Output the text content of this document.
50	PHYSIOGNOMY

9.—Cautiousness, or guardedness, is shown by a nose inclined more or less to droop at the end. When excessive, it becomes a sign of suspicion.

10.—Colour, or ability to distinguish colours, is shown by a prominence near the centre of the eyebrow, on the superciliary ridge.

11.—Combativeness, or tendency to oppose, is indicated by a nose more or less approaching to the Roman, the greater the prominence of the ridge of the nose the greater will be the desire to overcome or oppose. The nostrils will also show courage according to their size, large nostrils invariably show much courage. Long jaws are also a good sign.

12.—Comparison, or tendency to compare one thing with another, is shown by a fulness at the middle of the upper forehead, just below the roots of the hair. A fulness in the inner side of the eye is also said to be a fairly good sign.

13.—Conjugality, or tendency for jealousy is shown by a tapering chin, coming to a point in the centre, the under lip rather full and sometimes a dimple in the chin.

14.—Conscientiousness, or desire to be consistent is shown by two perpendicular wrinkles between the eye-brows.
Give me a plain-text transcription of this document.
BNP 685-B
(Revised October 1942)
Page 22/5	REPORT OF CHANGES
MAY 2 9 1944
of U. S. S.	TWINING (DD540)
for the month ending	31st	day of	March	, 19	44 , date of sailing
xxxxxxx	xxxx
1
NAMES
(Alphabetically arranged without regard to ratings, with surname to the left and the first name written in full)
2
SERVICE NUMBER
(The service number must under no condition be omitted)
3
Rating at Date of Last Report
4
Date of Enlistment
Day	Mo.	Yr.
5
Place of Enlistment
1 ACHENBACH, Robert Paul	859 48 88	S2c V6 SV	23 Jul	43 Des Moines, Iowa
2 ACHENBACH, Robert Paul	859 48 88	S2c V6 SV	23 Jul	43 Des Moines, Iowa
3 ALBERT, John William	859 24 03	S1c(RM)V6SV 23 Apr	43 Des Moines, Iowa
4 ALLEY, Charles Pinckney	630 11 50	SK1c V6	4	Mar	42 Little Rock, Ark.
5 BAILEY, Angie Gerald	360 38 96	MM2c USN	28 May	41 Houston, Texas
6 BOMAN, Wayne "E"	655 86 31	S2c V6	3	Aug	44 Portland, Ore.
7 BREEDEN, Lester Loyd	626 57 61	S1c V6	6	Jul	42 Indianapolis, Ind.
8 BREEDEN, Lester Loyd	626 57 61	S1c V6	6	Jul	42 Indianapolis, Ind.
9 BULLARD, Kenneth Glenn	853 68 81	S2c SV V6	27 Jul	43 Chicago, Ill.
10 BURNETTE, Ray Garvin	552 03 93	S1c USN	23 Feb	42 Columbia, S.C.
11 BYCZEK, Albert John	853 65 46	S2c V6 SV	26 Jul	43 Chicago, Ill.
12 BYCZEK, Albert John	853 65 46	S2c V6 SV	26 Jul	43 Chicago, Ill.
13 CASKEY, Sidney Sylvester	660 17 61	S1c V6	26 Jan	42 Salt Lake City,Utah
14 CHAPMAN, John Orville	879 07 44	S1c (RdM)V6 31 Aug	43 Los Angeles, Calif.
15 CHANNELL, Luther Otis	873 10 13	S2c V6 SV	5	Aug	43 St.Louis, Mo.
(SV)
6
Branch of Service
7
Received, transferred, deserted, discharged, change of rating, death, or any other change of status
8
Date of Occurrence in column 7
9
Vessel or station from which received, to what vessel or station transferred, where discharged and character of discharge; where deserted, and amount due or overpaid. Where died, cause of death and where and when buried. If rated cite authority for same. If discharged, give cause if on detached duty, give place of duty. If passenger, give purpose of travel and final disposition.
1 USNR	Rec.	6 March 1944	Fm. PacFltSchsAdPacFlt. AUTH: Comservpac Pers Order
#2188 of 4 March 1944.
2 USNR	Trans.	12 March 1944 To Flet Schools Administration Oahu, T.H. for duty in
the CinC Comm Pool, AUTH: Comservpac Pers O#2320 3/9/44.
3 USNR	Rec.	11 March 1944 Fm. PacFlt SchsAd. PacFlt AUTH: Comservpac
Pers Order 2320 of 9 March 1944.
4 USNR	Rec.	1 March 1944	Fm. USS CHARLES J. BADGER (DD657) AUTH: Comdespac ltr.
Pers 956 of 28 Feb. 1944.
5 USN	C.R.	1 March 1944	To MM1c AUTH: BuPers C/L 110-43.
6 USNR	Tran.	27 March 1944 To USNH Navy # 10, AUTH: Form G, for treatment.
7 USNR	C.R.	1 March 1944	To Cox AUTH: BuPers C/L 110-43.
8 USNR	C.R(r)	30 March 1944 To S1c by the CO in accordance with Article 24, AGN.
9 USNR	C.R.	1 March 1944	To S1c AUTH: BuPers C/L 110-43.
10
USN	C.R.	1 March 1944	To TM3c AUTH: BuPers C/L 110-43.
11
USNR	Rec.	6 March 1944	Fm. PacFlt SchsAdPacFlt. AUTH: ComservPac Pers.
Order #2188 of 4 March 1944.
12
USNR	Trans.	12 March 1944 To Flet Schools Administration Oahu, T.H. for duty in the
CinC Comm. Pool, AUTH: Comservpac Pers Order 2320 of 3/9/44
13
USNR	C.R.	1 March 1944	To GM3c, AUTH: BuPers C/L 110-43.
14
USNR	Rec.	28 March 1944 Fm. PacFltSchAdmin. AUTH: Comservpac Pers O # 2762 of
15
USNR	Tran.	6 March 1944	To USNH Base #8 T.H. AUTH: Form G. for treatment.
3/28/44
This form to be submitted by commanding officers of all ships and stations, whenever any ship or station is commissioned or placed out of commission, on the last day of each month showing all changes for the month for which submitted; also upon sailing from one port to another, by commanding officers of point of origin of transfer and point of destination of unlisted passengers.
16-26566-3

(TASK INSTRUCTIONS): Only the number is needed here: how many lines of the records contain "BuPers"?

(SOLUTION FOR THIS EXERCISE): 5